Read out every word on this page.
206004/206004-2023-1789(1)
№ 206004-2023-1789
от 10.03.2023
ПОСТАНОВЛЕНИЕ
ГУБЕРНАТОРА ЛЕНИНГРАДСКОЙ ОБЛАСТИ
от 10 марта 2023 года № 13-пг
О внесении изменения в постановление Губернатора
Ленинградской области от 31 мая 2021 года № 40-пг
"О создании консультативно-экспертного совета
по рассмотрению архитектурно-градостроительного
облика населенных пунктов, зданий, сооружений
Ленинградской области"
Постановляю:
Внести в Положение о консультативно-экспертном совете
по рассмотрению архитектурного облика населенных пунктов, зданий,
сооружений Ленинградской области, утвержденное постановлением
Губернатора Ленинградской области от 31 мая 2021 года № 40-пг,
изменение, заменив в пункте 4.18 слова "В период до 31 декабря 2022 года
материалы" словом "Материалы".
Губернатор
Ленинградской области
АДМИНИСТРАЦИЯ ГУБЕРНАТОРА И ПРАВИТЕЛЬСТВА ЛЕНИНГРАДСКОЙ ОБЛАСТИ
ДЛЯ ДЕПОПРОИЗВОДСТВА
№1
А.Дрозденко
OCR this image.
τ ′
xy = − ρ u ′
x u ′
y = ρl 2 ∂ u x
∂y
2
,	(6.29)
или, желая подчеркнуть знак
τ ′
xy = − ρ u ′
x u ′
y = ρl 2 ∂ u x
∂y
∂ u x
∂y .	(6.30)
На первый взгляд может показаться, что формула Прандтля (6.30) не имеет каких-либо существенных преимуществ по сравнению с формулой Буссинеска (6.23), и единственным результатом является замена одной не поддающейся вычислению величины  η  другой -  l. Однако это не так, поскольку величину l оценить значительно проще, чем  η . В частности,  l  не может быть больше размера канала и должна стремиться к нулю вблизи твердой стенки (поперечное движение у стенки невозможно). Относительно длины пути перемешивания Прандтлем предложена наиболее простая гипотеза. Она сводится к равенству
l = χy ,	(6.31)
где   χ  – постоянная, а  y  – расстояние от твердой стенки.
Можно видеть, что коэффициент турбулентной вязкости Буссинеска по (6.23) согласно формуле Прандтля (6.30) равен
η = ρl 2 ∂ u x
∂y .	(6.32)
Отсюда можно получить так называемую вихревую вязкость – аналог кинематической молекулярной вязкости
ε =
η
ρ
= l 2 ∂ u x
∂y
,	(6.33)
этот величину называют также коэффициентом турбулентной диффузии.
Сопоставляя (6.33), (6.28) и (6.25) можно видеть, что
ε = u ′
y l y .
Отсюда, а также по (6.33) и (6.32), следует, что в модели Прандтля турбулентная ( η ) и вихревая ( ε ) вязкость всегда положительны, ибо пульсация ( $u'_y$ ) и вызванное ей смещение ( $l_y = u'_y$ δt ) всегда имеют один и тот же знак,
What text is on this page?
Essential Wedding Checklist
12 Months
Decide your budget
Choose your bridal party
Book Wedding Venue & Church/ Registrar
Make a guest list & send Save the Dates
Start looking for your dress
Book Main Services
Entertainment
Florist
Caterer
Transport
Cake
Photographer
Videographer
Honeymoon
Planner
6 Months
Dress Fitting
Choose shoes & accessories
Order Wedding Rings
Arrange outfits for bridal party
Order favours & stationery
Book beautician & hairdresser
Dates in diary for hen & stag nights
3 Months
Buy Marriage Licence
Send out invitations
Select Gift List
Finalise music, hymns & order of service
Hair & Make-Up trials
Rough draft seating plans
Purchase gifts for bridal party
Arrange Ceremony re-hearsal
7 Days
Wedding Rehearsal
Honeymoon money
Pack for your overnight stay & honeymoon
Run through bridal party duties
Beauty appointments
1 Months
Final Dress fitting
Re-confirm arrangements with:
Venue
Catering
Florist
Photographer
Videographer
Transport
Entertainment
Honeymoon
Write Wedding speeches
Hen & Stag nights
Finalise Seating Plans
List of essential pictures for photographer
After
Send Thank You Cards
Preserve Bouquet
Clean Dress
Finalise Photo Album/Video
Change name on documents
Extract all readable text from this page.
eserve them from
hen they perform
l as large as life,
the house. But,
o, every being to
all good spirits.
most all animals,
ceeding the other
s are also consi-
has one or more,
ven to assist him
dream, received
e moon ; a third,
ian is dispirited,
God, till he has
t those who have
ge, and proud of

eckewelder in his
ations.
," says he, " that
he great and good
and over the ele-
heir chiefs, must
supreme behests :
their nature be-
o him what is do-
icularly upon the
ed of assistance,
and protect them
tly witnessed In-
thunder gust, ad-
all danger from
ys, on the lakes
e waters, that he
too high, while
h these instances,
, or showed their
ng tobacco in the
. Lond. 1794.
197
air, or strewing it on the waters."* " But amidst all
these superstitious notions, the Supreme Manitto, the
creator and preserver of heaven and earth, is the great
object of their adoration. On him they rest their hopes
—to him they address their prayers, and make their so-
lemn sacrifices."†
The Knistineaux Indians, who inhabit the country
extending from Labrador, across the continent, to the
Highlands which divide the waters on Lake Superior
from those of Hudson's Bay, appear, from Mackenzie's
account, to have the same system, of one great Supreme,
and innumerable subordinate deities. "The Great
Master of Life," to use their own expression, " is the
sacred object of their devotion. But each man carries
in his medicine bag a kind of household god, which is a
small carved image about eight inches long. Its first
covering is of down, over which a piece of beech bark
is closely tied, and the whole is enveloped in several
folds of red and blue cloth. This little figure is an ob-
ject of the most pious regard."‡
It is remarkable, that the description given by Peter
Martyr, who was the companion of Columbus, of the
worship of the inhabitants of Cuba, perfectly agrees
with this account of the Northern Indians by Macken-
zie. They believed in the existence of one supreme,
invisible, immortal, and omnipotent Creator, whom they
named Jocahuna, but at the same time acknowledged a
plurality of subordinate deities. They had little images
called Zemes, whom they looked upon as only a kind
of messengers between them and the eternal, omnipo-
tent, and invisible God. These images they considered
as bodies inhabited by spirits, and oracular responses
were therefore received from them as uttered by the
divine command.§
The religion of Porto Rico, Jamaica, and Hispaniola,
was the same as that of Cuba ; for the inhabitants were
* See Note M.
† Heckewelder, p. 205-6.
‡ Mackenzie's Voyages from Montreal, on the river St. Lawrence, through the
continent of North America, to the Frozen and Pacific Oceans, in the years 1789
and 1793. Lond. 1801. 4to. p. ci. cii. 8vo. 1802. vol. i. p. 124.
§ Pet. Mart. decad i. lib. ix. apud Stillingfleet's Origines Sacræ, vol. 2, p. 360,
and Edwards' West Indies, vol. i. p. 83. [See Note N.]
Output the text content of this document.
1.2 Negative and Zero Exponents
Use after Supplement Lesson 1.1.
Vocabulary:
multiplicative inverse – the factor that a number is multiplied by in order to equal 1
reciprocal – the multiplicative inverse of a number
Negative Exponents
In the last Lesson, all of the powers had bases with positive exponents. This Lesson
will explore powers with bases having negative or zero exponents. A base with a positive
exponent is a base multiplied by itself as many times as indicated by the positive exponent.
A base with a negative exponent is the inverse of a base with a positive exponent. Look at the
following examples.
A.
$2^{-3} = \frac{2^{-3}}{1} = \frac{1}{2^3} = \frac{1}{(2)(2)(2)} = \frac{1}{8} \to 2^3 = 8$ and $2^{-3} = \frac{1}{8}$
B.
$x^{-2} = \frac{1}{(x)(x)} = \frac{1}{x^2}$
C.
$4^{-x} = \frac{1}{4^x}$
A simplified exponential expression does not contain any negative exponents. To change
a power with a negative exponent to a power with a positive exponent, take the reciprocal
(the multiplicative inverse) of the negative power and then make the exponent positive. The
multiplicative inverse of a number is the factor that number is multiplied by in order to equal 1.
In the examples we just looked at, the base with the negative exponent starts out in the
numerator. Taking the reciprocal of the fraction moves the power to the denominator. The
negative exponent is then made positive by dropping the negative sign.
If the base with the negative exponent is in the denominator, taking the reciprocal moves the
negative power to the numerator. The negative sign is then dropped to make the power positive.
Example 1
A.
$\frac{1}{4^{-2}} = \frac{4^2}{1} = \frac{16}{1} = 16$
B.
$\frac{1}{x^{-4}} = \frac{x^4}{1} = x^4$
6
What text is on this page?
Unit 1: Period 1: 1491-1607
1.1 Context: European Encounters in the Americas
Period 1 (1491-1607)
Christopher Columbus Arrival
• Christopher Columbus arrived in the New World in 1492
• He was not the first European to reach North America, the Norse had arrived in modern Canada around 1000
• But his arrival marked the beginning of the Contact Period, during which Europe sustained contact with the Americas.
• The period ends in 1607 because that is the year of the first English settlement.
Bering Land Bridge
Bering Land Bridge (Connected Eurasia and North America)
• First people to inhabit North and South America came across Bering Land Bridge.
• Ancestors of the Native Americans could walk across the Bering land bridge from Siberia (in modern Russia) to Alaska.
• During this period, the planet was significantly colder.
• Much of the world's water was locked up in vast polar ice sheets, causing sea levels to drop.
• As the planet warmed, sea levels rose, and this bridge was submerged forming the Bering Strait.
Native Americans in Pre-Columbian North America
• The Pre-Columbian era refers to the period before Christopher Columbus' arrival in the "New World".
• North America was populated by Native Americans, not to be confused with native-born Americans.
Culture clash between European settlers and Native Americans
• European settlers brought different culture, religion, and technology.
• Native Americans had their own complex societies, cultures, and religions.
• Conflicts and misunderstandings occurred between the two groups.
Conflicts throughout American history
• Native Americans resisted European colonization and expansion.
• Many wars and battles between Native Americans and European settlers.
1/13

-=-=-

State how many lines of the material contain the string "зданий", with no other words.

Solution to this problem: 2